Material for the task ->
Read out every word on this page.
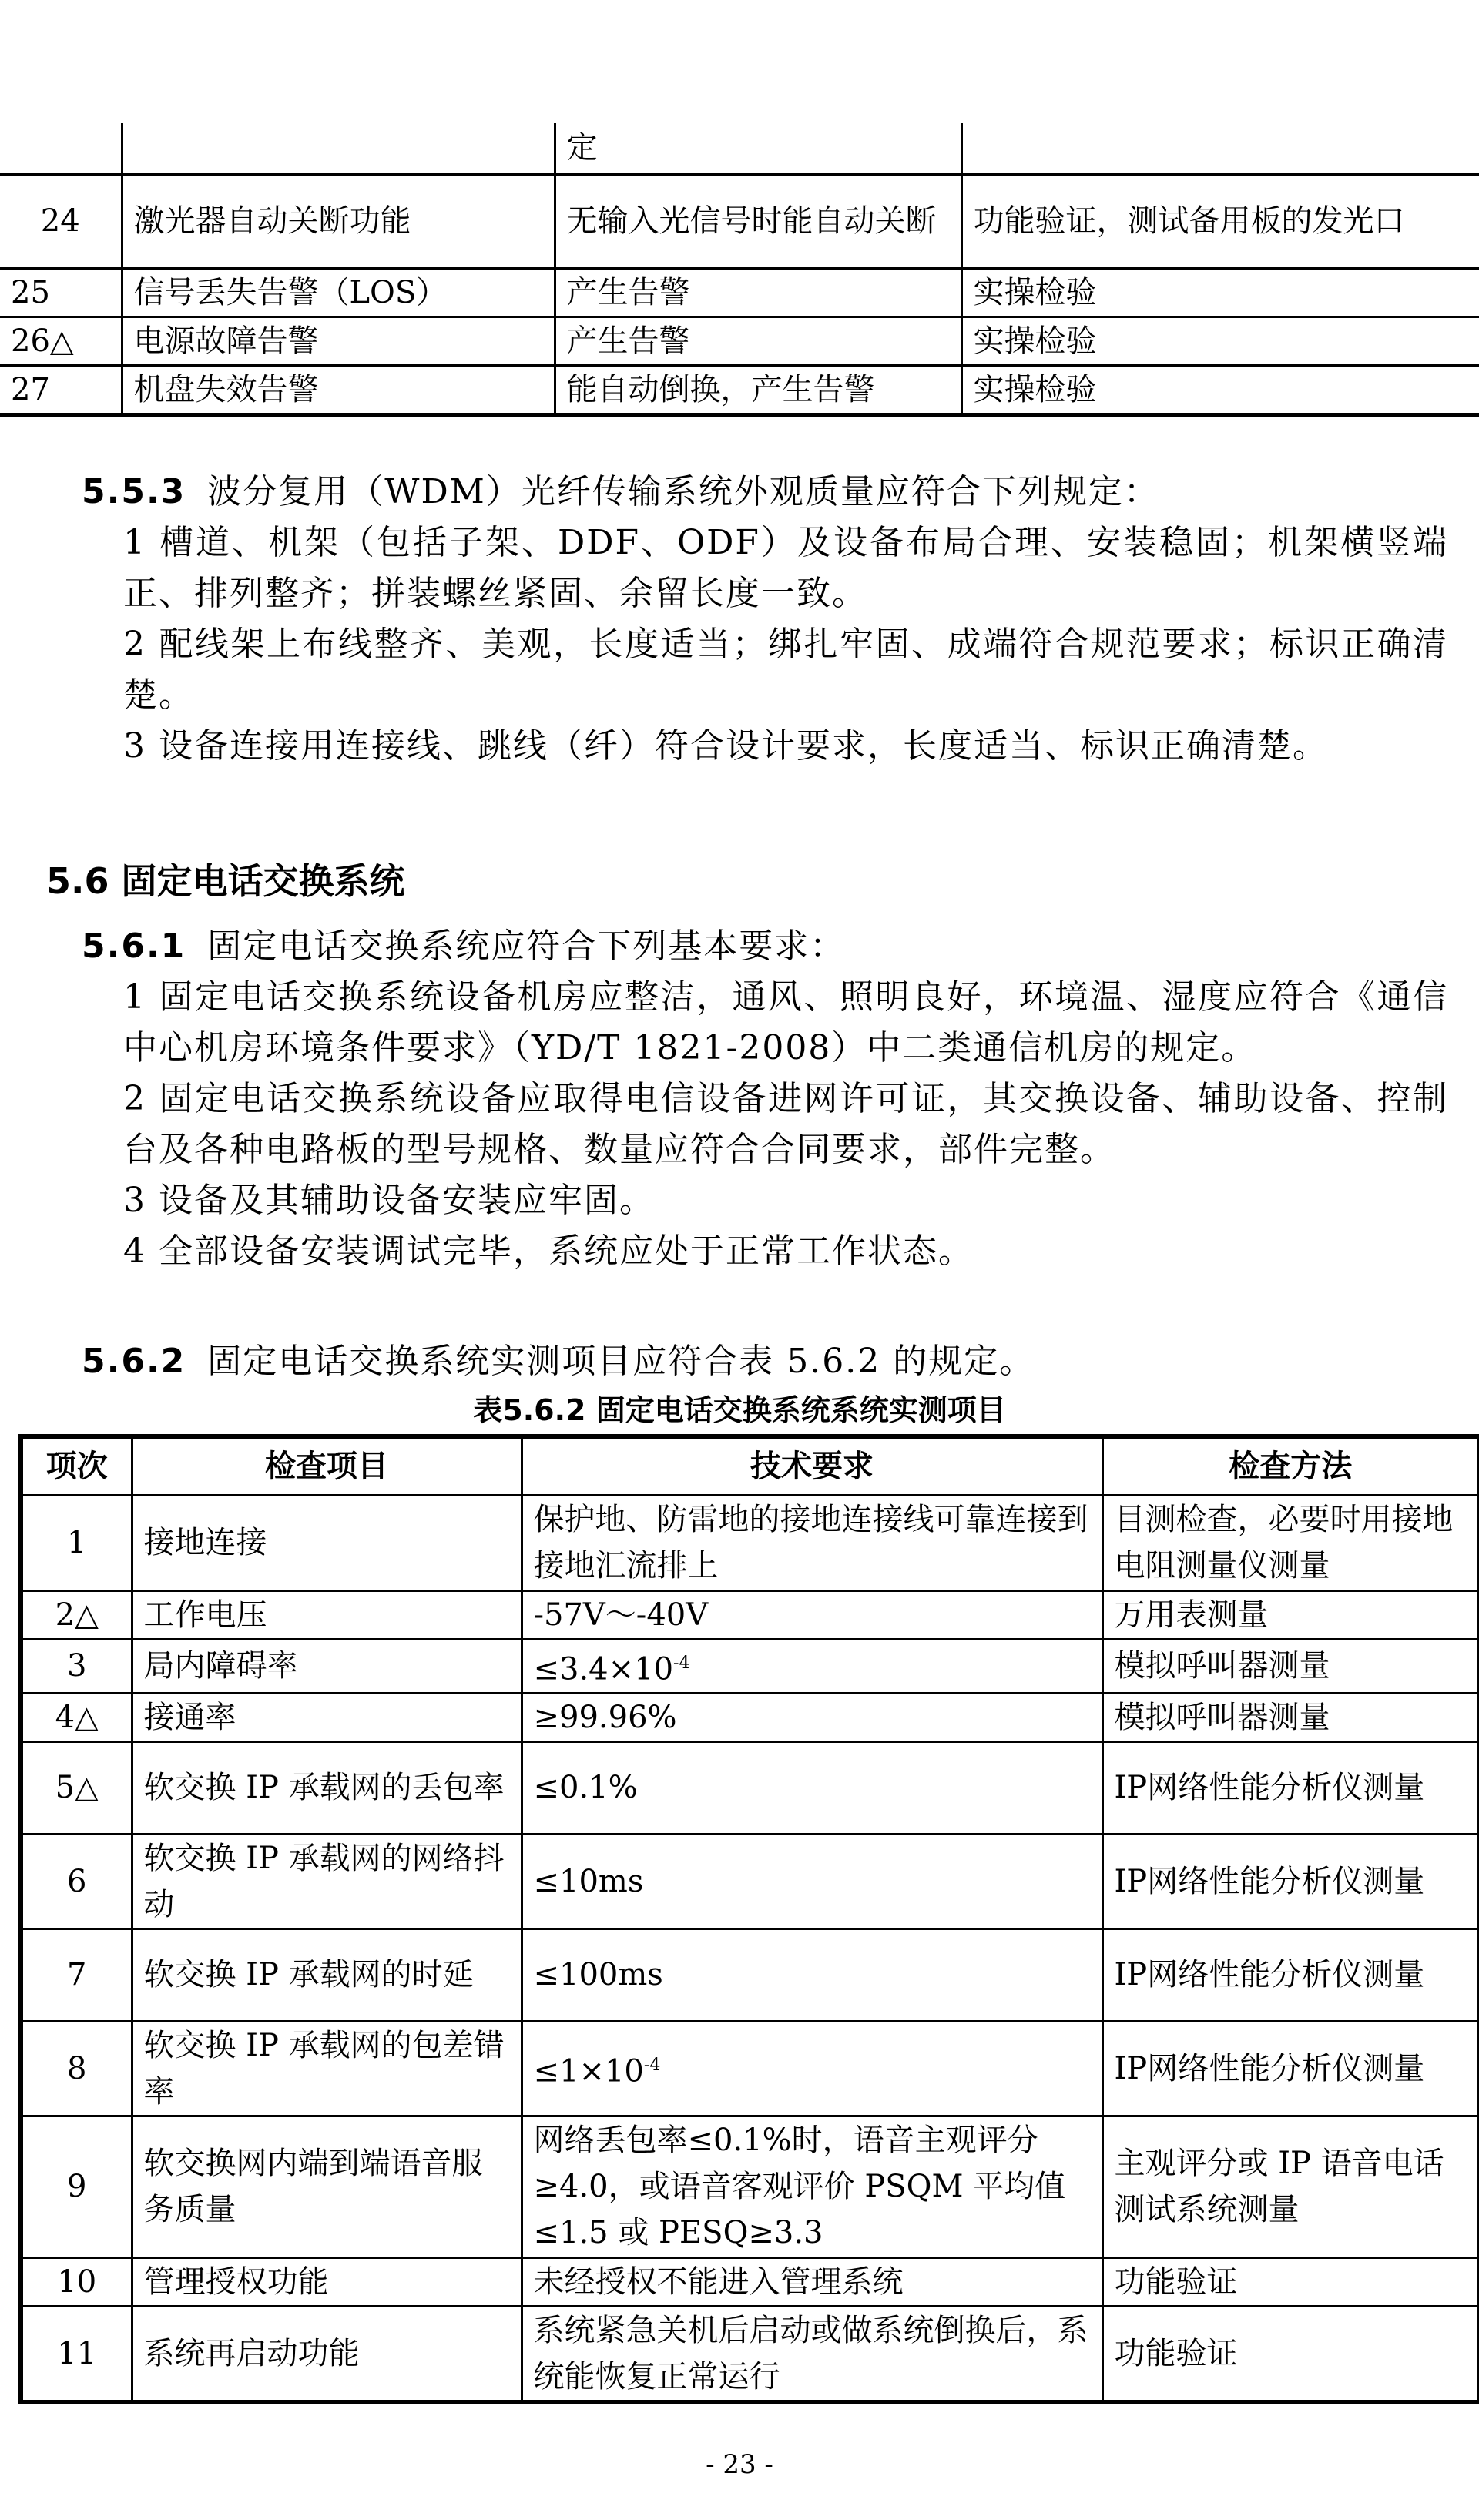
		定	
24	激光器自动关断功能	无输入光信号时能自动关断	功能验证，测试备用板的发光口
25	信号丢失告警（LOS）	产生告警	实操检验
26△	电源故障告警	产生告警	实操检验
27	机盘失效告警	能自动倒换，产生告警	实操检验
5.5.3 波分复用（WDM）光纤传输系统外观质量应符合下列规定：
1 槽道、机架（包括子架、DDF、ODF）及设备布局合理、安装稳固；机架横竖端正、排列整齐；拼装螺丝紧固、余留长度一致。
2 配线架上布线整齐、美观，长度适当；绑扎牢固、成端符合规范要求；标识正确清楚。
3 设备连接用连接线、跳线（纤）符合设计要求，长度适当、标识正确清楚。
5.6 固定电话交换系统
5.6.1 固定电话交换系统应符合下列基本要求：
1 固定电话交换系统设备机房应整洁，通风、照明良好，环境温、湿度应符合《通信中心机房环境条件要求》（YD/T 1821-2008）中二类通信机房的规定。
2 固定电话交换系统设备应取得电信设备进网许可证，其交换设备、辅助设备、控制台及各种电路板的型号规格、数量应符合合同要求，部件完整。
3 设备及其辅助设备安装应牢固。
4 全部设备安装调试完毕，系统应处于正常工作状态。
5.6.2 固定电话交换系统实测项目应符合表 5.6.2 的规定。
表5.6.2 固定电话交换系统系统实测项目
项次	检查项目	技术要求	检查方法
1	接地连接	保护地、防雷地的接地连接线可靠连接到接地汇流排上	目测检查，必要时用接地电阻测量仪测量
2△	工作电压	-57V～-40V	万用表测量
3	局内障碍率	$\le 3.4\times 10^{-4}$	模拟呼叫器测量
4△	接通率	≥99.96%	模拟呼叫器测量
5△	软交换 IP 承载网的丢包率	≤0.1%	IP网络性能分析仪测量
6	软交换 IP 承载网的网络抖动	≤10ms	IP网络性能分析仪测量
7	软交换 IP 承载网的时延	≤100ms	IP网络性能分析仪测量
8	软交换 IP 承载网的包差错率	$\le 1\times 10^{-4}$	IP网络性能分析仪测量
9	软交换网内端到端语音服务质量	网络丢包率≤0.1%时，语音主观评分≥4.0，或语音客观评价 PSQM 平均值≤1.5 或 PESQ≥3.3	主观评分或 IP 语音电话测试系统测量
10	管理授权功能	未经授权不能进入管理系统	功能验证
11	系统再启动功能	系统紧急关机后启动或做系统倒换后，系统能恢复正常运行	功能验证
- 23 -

--

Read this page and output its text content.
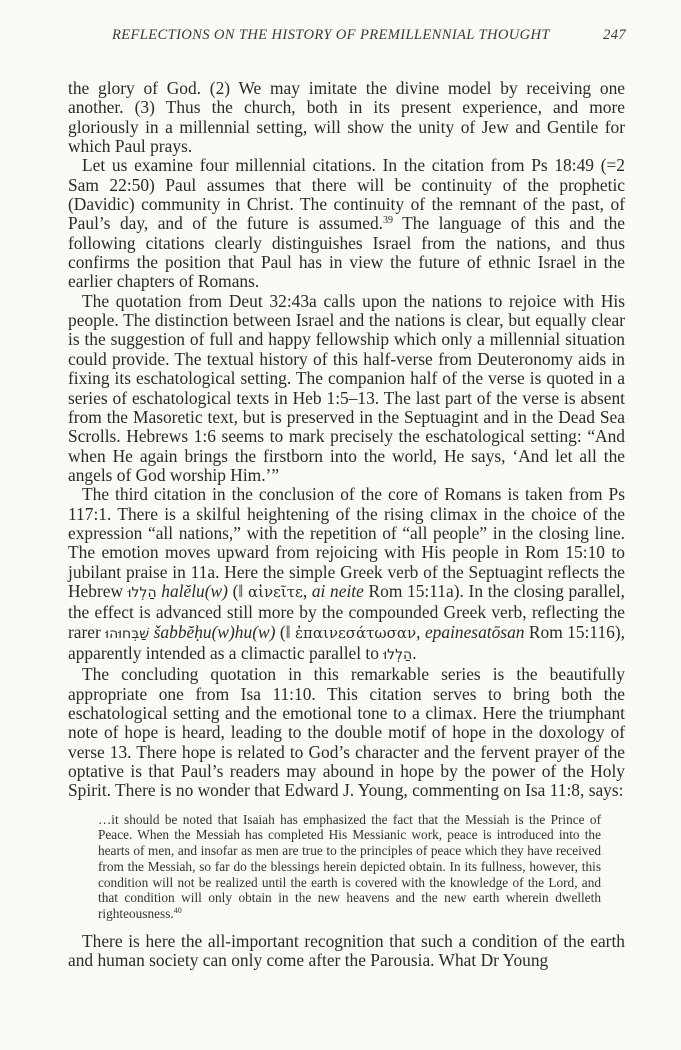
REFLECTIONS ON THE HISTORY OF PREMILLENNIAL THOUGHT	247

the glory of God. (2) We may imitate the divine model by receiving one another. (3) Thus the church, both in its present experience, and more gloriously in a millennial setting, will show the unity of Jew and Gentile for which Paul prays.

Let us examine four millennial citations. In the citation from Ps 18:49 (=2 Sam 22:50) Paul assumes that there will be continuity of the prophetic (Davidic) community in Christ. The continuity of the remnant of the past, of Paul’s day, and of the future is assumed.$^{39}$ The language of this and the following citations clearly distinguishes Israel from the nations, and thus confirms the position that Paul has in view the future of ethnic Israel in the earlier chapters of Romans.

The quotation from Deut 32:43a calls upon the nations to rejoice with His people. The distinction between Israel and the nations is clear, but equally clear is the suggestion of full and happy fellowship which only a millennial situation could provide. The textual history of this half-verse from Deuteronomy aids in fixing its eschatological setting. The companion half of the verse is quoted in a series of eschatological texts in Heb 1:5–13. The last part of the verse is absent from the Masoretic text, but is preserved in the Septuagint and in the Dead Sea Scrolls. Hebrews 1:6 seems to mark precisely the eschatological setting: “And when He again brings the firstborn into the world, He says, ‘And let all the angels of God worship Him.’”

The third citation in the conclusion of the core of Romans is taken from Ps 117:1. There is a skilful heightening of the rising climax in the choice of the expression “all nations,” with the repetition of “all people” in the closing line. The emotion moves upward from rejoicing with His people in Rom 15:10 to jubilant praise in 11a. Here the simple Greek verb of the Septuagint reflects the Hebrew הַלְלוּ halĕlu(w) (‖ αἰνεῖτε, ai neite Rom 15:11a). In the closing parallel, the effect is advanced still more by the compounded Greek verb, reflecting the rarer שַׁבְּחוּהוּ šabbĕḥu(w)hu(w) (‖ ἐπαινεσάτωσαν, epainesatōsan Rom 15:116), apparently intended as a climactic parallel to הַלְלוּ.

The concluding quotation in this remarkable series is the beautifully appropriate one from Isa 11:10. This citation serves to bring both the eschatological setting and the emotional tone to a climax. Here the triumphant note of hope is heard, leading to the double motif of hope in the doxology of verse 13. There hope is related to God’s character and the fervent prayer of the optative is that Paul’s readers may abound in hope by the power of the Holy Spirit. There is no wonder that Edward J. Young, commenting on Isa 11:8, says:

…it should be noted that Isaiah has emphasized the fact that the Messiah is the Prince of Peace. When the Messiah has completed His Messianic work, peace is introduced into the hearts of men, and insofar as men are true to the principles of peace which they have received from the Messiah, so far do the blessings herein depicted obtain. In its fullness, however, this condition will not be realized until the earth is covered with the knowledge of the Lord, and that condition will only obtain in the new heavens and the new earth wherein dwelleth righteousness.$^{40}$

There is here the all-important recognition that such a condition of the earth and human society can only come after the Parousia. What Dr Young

...

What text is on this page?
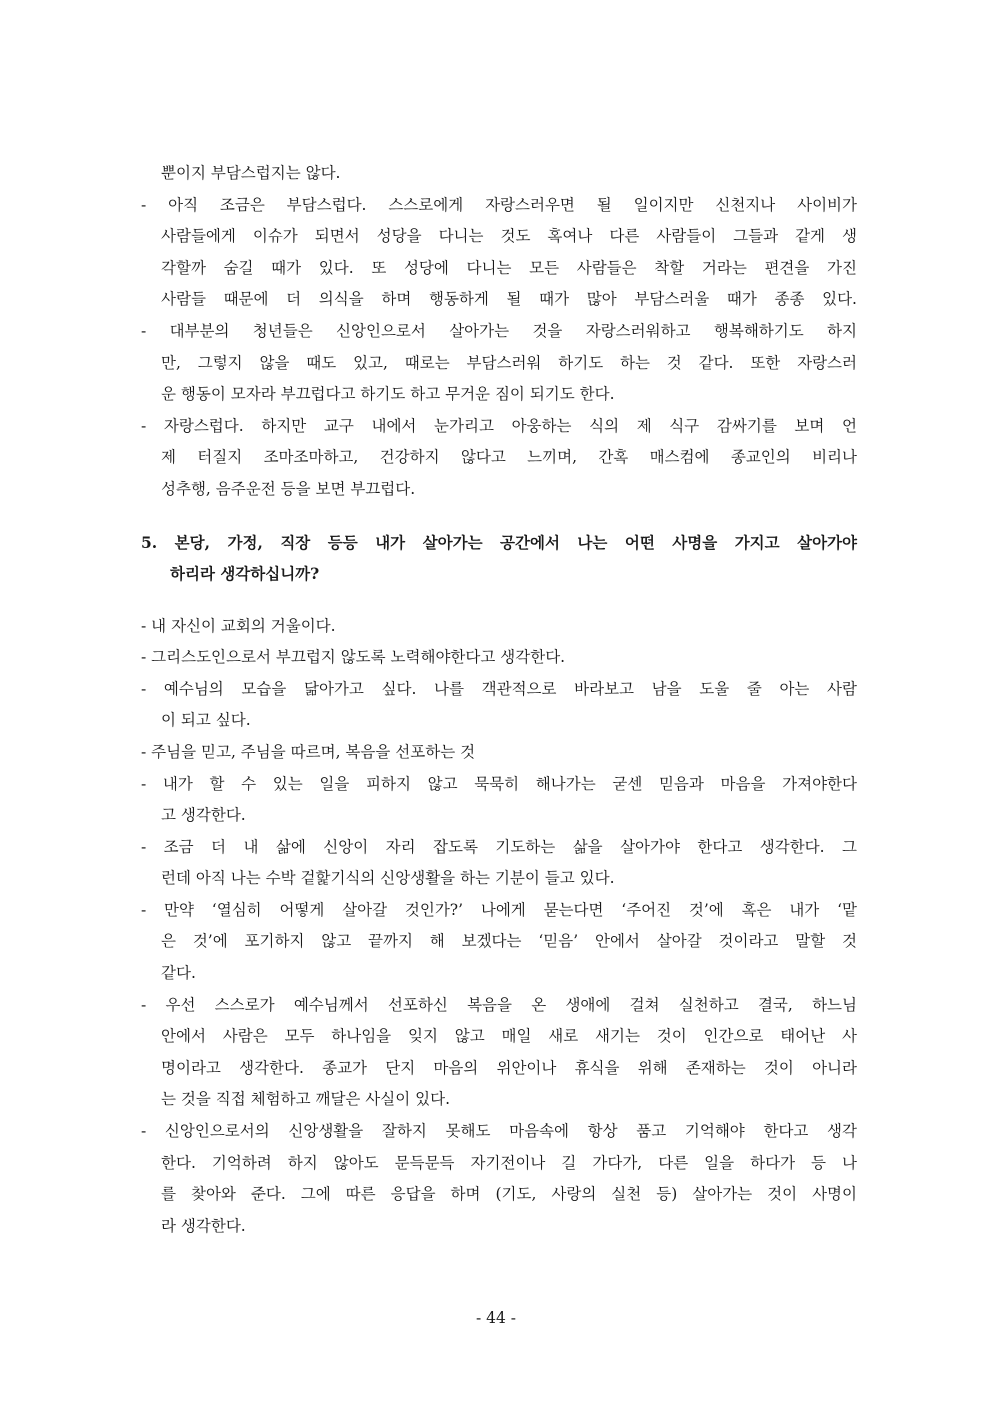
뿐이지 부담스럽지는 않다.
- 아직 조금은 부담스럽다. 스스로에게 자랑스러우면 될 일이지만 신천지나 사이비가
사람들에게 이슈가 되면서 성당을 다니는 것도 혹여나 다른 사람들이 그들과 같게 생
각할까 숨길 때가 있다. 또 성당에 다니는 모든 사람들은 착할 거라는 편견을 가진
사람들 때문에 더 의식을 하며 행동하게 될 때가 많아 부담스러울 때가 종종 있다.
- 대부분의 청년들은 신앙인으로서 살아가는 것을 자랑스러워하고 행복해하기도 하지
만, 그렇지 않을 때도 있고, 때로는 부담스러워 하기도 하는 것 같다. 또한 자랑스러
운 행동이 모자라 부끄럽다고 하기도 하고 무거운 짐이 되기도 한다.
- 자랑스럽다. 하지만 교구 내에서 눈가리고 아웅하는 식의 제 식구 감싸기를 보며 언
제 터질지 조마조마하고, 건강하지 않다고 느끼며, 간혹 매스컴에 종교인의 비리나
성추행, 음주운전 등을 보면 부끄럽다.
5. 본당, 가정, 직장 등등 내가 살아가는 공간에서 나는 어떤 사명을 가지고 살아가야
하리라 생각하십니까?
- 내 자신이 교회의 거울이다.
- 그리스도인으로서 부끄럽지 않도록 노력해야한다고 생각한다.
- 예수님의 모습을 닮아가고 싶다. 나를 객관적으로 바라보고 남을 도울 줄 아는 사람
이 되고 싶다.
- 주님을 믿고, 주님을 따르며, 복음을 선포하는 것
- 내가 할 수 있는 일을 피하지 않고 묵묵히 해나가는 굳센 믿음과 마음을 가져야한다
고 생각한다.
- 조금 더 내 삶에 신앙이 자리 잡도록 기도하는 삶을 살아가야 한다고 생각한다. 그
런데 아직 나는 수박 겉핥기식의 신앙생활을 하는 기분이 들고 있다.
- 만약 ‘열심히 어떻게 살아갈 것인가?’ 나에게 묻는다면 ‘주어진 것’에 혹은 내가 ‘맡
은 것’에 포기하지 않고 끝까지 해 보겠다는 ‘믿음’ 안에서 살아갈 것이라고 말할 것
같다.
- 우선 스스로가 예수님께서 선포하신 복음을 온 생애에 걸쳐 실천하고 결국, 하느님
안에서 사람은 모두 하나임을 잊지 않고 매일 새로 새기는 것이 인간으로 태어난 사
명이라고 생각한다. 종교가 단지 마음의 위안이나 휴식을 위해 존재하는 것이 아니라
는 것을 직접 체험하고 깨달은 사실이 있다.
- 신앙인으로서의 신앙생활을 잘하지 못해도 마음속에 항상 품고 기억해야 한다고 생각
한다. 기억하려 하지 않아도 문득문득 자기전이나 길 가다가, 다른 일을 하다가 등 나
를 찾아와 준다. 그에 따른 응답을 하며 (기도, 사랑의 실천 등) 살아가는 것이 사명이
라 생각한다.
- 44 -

What the task requires ->
Go through the records and show every line with the string "标识正确清楚" in it.

Task answer ->
2 配线架上布线整齐、美观，长度适当；绑扎牢固、成端符合规范要求；标识正确清楚。
3 设备连接用连接线、跳线（纤）符合设计要求，长度适当、标识正确清楚。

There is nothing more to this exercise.